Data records
---
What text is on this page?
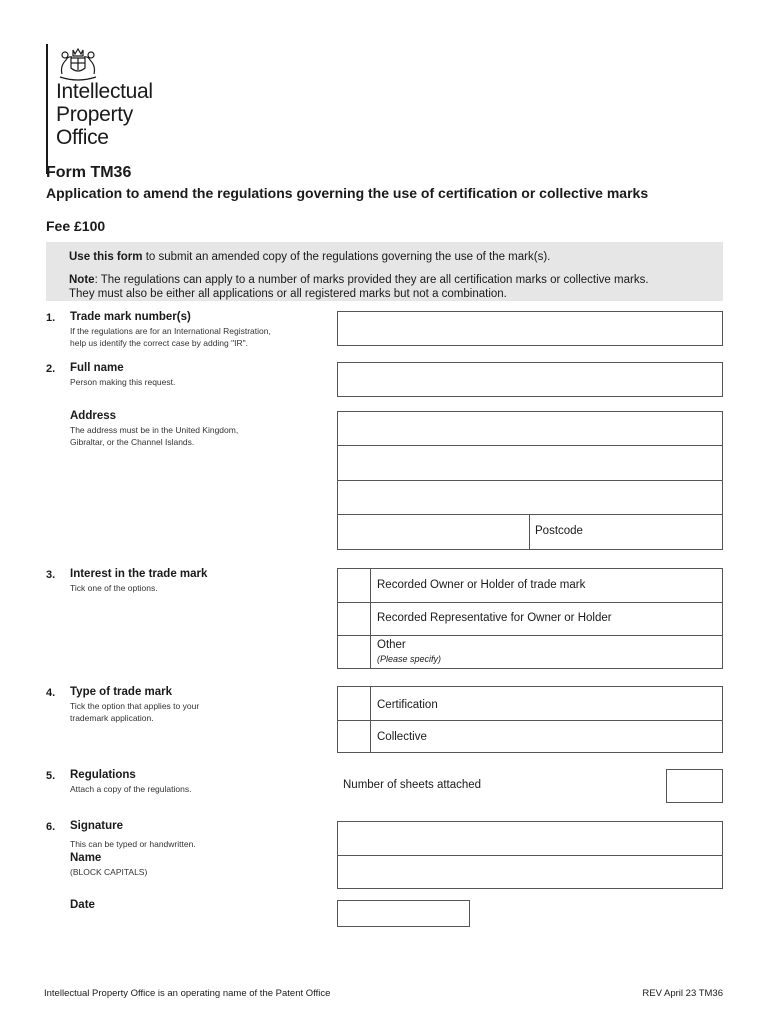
Intellectual
Property
Office
Form TM36
Application to amend the regulations governing the use of certification or collective marks
Fee £100

Use this form to submit an amended copy of the regulations governing the use of the mark(s).

Note: The regulations can apply to a number of marks provided they are all certification marks or collective marks.

They must also be either all applications or all registered marks but not a combination.

1. Trade mark number(s)
If the regulations are for an International Registration,
help us identify the correct case by adding "IR".
2. Full name
Person making this request.
Address
The address must be in the United Kingdom,
Gibraltar, or the Channel Islands.
Postcode
3. Interest in the trade mark
Tick one of the options.	Recorded Owner or Holder of trade mark
Recorded Representative for Owner or Holder
Other
(Please specify)
4. Type of trade mark
Tick the option that applies to your
trademark application.
Certification
Collective
5. Regulations
Attach a copy of the regulations.	Number of sheets attached
6. Signature
This can be typed or handwritten.
Name
(BLOCK CAPITALS)
Date
Intellectual Property Office is an operating name of the Patent Office	REV April 23 TM36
---
Answer with one number: how many lines of the entries above include the word "Holder".

2